DATA SHOWN:
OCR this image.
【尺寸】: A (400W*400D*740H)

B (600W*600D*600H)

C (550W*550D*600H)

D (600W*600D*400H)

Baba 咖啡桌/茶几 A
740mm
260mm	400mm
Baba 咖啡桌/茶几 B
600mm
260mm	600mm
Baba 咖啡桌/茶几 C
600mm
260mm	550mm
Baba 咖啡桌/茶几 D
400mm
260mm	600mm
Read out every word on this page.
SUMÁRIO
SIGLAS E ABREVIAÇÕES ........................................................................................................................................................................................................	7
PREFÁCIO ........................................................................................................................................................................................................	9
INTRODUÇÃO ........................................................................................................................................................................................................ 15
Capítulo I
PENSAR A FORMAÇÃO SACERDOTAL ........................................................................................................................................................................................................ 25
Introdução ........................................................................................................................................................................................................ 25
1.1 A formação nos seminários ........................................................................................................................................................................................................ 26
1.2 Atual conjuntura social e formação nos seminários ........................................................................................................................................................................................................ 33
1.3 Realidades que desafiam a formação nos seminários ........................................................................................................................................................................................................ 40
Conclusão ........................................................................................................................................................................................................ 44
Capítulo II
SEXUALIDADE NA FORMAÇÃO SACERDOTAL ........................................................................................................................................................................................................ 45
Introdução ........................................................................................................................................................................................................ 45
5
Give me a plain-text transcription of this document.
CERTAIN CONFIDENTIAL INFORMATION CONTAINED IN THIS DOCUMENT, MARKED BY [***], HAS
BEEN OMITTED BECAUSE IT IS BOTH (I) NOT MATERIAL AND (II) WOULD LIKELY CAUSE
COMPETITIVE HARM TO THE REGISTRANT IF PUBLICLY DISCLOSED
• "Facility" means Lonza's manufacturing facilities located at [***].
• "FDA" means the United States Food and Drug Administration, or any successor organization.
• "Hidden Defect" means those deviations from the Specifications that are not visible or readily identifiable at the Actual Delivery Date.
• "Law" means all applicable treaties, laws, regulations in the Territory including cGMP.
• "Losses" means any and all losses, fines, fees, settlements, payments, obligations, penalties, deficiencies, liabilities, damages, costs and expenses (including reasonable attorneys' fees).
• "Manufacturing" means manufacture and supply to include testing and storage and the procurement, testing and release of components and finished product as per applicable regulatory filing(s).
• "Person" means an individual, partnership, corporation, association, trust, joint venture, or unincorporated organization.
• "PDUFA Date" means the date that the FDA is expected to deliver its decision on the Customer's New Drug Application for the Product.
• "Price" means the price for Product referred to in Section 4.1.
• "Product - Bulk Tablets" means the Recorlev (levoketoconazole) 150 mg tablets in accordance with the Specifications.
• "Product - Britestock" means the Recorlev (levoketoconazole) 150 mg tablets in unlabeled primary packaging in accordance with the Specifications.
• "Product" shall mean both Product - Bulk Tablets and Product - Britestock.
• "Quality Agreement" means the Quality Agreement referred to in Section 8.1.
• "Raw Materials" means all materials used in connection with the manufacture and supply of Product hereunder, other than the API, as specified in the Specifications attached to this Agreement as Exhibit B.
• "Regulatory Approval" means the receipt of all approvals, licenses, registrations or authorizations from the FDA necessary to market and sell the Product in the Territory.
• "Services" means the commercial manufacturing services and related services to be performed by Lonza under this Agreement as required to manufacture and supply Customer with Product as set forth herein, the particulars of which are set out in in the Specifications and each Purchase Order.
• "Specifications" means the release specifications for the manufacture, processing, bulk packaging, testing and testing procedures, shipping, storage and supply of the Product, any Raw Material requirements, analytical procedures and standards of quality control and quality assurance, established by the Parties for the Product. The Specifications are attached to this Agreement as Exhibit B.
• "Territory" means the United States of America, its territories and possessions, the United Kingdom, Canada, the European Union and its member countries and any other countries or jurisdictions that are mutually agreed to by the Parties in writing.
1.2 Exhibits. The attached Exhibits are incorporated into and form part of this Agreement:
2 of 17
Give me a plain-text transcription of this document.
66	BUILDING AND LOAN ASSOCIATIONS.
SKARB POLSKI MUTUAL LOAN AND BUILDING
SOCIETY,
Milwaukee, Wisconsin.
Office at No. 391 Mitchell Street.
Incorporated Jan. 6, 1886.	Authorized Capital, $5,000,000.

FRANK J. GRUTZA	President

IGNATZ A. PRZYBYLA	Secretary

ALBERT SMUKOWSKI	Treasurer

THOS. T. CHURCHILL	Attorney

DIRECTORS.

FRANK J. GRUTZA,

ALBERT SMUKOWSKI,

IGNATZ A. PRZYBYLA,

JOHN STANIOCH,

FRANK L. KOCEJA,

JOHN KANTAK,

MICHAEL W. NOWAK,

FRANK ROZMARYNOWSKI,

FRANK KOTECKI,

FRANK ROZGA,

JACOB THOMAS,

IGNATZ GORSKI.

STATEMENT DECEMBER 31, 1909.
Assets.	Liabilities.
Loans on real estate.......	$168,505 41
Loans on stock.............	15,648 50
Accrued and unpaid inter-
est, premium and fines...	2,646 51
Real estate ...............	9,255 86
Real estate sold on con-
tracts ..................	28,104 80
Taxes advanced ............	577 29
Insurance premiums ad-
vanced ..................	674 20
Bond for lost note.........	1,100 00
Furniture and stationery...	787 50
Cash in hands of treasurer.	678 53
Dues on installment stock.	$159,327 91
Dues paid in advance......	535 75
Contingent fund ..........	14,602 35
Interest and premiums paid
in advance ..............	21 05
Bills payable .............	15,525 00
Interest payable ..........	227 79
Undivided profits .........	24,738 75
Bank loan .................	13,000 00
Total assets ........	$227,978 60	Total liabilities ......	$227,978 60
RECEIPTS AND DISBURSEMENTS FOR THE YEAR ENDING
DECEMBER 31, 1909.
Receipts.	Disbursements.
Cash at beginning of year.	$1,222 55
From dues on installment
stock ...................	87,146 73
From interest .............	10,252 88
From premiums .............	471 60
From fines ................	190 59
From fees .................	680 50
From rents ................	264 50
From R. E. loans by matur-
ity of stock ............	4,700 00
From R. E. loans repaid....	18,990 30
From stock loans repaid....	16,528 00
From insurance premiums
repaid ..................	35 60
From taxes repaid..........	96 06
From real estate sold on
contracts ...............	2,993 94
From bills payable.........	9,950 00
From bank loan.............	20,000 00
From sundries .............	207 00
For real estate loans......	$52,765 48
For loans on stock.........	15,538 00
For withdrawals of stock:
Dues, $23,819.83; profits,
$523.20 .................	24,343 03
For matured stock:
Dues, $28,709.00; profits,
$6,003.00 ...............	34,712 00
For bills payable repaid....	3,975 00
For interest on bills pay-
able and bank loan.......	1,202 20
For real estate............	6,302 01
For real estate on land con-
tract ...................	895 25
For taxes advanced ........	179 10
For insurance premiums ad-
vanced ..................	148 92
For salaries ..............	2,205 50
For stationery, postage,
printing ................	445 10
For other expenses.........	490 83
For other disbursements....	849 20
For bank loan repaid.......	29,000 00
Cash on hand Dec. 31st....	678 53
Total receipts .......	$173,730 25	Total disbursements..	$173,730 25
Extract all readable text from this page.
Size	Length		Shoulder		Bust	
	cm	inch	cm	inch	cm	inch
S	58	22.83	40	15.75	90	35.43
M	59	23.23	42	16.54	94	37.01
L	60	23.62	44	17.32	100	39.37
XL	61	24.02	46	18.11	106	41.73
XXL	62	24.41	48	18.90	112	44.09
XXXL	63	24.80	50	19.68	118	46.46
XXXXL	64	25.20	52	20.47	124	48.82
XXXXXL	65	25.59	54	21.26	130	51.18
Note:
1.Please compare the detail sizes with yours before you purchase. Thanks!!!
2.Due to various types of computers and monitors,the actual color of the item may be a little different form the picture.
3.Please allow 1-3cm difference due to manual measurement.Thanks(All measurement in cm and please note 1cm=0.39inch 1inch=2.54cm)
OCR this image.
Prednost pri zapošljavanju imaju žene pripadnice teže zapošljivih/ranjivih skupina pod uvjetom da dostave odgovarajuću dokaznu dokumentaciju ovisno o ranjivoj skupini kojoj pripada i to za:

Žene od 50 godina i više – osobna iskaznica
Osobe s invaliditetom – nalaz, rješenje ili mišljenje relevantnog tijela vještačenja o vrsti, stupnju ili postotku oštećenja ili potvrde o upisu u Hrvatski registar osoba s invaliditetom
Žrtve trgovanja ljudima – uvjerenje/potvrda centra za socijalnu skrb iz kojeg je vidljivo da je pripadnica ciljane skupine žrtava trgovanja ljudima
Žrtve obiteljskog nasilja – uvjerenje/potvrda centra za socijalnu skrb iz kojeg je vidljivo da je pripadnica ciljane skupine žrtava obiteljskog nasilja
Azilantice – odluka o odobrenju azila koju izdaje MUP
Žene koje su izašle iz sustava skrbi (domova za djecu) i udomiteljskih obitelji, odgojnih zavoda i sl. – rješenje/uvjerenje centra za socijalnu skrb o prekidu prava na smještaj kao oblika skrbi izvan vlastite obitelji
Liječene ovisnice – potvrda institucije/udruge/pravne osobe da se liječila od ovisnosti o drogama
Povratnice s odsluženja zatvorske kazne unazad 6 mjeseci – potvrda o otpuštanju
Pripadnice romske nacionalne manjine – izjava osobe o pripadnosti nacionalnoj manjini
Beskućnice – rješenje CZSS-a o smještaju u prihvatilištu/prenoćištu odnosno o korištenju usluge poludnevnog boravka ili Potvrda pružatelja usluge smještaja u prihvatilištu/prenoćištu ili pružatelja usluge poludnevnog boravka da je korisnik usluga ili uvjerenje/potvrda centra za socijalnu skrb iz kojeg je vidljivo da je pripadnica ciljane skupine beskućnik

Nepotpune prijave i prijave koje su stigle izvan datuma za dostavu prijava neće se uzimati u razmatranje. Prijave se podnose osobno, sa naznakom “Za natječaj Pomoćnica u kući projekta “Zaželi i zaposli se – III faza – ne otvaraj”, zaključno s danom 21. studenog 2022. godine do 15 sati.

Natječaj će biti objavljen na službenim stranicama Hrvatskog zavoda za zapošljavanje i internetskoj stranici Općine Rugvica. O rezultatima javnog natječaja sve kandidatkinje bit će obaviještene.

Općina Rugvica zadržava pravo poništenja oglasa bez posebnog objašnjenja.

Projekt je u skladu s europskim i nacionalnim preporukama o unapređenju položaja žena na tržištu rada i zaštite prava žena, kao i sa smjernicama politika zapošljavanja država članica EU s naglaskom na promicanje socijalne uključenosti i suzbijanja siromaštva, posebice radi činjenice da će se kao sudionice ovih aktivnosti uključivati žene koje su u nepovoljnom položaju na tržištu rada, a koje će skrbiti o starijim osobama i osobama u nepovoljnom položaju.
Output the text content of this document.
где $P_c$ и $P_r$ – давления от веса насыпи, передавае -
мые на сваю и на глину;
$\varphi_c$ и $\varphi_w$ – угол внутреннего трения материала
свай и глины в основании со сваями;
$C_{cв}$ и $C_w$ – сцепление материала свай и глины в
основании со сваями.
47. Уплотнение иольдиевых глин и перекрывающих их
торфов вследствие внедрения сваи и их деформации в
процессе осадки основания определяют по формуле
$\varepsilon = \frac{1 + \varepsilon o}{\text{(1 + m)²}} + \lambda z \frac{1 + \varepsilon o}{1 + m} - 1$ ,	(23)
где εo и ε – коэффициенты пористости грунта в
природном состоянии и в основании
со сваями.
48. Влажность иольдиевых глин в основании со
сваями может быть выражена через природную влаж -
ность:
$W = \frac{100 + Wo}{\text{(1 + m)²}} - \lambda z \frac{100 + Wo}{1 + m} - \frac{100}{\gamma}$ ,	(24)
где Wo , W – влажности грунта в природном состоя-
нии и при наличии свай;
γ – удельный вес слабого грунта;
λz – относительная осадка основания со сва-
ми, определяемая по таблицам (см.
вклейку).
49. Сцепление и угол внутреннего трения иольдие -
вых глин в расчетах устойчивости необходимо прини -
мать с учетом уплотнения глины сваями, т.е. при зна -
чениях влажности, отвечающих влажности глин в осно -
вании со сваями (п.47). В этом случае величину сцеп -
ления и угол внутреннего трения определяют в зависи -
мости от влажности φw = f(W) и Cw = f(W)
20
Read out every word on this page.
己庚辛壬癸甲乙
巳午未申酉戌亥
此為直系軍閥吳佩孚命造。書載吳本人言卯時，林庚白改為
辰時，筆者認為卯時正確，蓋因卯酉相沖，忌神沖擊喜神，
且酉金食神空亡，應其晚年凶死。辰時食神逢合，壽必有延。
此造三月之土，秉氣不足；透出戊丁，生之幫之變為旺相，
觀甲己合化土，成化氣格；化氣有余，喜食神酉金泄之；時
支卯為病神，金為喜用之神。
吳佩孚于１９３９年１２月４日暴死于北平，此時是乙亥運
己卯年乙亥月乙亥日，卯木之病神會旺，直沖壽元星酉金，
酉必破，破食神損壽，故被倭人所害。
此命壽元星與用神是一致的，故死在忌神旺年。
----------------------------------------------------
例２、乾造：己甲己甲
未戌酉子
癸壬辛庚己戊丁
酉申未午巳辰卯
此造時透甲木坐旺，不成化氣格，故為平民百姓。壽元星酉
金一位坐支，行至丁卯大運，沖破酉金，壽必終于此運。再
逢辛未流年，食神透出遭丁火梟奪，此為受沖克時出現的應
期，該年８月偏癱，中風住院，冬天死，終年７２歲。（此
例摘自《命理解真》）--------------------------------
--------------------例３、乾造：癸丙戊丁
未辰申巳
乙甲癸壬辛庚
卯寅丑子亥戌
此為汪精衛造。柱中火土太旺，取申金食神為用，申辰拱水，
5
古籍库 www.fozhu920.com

THE EXERCISE:
Using the listing above, pull out all lines that hold the word "Cash".

REPLY TO THE TASK:
Cash in hands of treasurer.	678 53
Cash at beginning of year.	$1,222 55
Cash on hand Dec. 31st....	678 53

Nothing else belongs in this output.